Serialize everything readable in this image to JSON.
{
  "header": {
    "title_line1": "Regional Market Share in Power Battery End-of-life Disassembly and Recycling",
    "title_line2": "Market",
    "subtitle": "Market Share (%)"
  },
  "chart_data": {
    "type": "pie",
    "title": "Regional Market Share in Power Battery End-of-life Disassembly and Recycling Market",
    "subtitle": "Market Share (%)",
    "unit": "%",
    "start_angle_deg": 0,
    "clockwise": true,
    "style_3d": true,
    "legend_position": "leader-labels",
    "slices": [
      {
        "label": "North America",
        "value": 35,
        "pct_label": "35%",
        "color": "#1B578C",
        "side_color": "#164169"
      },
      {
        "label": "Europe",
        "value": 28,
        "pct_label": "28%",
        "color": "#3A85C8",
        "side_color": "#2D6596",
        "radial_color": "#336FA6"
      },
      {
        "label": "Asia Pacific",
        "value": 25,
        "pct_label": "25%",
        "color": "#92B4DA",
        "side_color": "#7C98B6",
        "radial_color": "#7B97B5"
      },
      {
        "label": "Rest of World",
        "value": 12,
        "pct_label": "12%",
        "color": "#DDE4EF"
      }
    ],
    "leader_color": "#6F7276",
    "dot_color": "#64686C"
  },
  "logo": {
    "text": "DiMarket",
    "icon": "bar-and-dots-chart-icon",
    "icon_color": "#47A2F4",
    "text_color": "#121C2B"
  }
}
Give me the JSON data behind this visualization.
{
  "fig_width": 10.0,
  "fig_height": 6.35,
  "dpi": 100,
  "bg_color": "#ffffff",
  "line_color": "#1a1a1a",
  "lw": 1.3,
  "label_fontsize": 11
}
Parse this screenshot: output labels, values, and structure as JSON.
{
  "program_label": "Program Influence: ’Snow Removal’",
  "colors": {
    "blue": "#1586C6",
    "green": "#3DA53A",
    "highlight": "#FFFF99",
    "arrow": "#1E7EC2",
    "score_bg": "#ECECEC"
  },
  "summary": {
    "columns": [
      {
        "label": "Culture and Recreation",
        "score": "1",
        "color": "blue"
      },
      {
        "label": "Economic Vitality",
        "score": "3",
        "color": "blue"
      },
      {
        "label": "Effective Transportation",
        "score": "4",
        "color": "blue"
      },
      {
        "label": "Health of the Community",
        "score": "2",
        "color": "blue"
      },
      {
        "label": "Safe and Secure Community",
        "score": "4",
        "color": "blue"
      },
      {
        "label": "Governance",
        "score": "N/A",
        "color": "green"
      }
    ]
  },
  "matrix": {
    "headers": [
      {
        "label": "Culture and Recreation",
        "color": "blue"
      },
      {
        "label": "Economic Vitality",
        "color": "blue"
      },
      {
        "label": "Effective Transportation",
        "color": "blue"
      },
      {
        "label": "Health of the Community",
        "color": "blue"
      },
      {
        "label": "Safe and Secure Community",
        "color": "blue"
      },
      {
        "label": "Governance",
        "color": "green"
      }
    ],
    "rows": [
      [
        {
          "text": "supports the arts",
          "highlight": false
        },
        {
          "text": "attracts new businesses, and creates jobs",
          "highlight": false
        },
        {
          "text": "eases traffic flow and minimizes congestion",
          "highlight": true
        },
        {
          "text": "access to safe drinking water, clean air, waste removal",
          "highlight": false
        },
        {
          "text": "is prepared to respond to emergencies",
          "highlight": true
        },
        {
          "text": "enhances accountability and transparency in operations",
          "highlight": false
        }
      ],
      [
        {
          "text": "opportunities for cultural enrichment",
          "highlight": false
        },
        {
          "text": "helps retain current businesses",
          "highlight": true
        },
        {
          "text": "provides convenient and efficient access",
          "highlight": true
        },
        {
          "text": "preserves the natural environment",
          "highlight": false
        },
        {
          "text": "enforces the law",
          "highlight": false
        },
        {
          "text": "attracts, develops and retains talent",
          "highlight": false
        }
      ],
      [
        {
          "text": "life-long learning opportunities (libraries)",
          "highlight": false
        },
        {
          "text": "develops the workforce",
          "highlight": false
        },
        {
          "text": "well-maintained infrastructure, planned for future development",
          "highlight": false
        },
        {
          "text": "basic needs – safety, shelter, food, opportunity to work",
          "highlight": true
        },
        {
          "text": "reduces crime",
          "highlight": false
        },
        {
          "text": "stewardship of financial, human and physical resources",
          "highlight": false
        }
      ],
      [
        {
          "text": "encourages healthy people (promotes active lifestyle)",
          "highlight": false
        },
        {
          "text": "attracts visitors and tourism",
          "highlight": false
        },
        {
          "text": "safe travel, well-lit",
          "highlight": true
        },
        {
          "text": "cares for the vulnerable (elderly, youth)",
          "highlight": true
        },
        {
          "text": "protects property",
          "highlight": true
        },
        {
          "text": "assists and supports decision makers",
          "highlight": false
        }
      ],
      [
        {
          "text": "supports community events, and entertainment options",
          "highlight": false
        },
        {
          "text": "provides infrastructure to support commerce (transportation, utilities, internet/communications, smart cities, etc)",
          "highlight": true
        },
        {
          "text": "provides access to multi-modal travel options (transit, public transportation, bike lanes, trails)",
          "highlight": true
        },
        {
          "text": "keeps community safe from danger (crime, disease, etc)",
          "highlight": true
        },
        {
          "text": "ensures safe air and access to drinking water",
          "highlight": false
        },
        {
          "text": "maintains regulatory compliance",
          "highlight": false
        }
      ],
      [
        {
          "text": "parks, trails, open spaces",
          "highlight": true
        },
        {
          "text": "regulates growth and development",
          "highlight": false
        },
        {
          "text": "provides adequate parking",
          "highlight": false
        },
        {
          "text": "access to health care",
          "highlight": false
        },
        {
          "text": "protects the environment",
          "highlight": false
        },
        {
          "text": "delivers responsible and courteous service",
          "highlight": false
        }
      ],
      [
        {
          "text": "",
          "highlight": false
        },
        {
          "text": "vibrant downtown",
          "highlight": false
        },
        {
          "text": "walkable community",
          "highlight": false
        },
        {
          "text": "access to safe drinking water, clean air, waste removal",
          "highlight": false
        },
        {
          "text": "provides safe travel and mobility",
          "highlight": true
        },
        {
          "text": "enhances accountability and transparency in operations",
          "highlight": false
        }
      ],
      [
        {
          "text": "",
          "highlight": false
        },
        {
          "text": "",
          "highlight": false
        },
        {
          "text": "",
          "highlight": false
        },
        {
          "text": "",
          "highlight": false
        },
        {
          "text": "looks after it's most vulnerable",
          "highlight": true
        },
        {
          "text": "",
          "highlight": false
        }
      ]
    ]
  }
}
┄┄┄┄┄┄┄┄┄┄
## WORK TO DO
Find every line above that contains the word "JSON", and return each one.

## REPLY TO THE EXERCISE
Serialize everything readable in this image to JSON.
Give me the JSON data behind this visualization.
Parse this screenshot: output labels, values, and structure as JSON.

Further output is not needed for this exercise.